● Task statement: Nothing should be left out: output all of the entries exactly.

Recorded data
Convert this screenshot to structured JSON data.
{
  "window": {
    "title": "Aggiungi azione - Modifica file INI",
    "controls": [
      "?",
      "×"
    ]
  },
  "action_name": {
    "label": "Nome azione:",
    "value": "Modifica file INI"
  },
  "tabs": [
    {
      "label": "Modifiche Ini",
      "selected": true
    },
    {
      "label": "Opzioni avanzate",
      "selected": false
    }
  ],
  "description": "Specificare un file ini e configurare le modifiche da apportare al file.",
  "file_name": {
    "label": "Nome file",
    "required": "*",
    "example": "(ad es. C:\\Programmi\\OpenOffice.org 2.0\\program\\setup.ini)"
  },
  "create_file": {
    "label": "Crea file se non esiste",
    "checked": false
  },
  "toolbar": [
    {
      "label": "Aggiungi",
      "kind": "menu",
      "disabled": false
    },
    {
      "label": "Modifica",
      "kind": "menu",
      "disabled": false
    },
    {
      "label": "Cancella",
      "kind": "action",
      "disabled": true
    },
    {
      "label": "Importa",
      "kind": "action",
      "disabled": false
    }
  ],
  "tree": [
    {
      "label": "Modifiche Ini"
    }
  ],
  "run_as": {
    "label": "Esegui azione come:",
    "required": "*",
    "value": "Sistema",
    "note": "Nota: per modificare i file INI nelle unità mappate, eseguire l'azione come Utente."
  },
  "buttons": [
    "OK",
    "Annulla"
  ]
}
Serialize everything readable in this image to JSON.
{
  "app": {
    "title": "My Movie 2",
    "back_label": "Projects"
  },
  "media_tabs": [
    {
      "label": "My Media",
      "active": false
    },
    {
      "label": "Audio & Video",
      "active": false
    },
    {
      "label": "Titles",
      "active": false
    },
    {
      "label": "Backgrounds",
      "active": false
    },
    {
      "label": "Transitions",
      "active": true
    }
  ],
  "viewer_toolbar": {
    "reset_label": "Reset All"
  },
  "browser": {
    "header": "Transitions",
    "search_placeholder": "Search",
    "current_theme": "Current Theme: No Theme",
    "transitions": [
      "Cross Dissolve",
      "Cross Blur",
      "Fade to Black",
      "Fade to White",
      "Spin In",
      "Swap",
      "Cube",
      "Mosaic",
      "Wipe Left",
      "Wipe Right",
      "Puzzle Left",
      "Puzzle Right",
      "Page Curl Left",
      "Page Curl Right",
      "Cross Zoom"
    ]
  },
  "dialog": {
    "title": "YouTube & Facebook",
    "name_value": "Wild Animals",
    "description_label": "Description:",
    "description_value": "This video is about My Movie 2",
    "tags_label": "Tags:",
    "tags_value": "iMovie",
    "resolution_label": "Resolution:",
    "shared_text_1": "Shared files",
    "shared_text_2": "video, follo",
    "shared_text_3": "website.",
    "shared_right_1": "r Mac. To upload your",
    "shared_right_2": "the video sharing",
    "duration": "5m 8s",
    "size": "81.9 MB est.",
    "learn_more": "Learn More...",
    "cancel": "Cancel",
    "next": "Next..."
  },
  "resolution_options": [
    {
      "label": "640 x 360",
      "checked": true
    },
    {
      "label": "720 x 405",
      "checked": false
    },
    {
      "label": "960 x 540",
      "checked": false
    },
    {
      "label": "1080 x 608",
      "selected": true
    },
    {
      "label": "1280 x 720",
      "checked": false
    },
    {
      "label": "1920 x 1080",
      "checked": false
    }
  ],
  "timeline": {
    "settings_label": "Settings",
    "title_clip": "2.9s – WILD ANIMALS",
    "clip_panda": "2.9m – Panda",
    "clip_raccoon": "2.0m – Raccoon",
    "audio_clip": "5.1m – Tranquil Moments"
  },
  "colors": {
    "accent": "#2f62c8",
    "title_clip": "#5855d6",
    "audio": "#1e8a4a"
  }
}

● Response to the exercise:
Convert this screenshot to structured JSON data.
{
  "window": {
    "title": "Aggiungi azione - Modifica file INI",
    "controls": [
      "?",
      "×"
    ]
  },
  "action_name": {
    "label": "Nome azione:",
    "value": "Modifica file INI"
  },
  "tabs": [
    {
      "label": "Modifiche Ini",
      "selected": true
    },
    {
      "label": "Opzioni avanzate",
      "selected": false
    }
  ],
  "description": "Specificare un file ini e configurare le modifiche da apportare al file.",
  "file_name": {
    "label": "Nome file",
    "required": "*",
    "example": "(ad es. C:\\Programmi\\OpenOffice.org 2.0\\program\\setup.ini)"
  },
  "create_file": {
    "label": "Crea file se non esiste",
    "checked": false
  },
  "toolbar": [
    {
      "label": "Aggiungi",
      "kind": "menu",
      "disabled": false
    },
    {
      "label": "Modifica",
      "kind": "menu",
      "disabled": false
    },
    {
      "label": "Cancella",
      "kind": "action",
      "disabled": true
    },
    {
      "label": "Importa",
      "kind": "action",
      "disabled": false
    }
  ],
  "tree": [
    {
      "label": "Modifiche Ini"
    }
  ],
  "run_as": {
    "label": "Esegui azione come:",
    "required": "*",
    "value": "Sistema",
    "note": "Nota: per modificare i file INI nelle unità mappate, eseguire l'azione come Utente."
  },
  "buttons": [
    "OK",
    "Annulla"
  ]
}
Serialize everything readable in this image to JSON.
{
  "app": {
    "title": "My Movie 2",
    "back_label": "Projects"
  },
  "media_tabs": [
    {
      "label": "My Media",
      "active": false
    },
    {
      "label": "Audio & Video",
      "active": false
    },
    {
      "label": "Titles",
      "active": false
    },
    {
      "label": "Backgrounds",
      "active": false
    },
    {
      "label": "Transitions",
      "active": true
    }
  ],
  "viewer_toolbar": {
    "reset_label": "Reset All"
  },
  "browser": {
    "header": "Transitions",
    "search_placeholder": "Search",
    "current_theme": "Current Theme: No Theme",
    "transitions": [
      "Cross Dissolve",
      "Cross Blur",
      "Fade to Black",
      "Fade to White",
      "Spin In",
      "Swap",
      "Cube",
      "Mosaic",
      "Wipe Left",
      "Wipe Right",
      "Puzzle Left",
      "Puzzle Right",
      "Page Curl Left",
      "Page Curl Right",
      "Cross Zoom"
    ]
  },
  "dialog": {
    "title": "YouTube & Facebook",
    "name_value": "Wild Animals",
    "description_label": "Description:",
    "description_value": "This video is about My Movie 2",
    "tags_label": "Tags:",
    "tags_value": "iMovie",
    "resolution_label": "Resolution:",
    "shared_text_1": "Shared files",
    "shared_text_2": "video, follo",
    "shared_text_3": "website.",
    "shared_right_1": "r Mac. To upload your",
    "shared_right_2": "the video sharing",
    "duration": "5m 8s",
    "size": "81.9 MB est.",
    "learn_more": "Learn More...",
    "cancel": "Cancel",
    "next": "Next..."
  },
  "resolution_options": [
    {
      "label": "640 x 360",
      "checked": true
    },
    {
      "label": "720 x 405",
      "checked": false
    },
    {
      "label": "960 x 540",
      "checked": false
    },
    {
      "label": "1080 x 608",
      "selected": true
    },
    {
      "label": "1280 x 720",
      "checked": false
    },
    {
      "label": "1920 x 1080",
      "checked": false
    }
  ],
  "timeline": {
    "settings_label": "Settings",
    "title_clip": "2.9s – WILD ANIMALS",
    "clip_panda": "2.9m – Panda",
    "clip_raccoon": "2.0m – Raccoon",
    "audio_clip": "5.1m – Tranquil Moments"
  },
  "colors": {
    "accent": "#2f62c8",
    "title_clip": "#5855d6",
    "audio": "#1e8a4a"
  }
}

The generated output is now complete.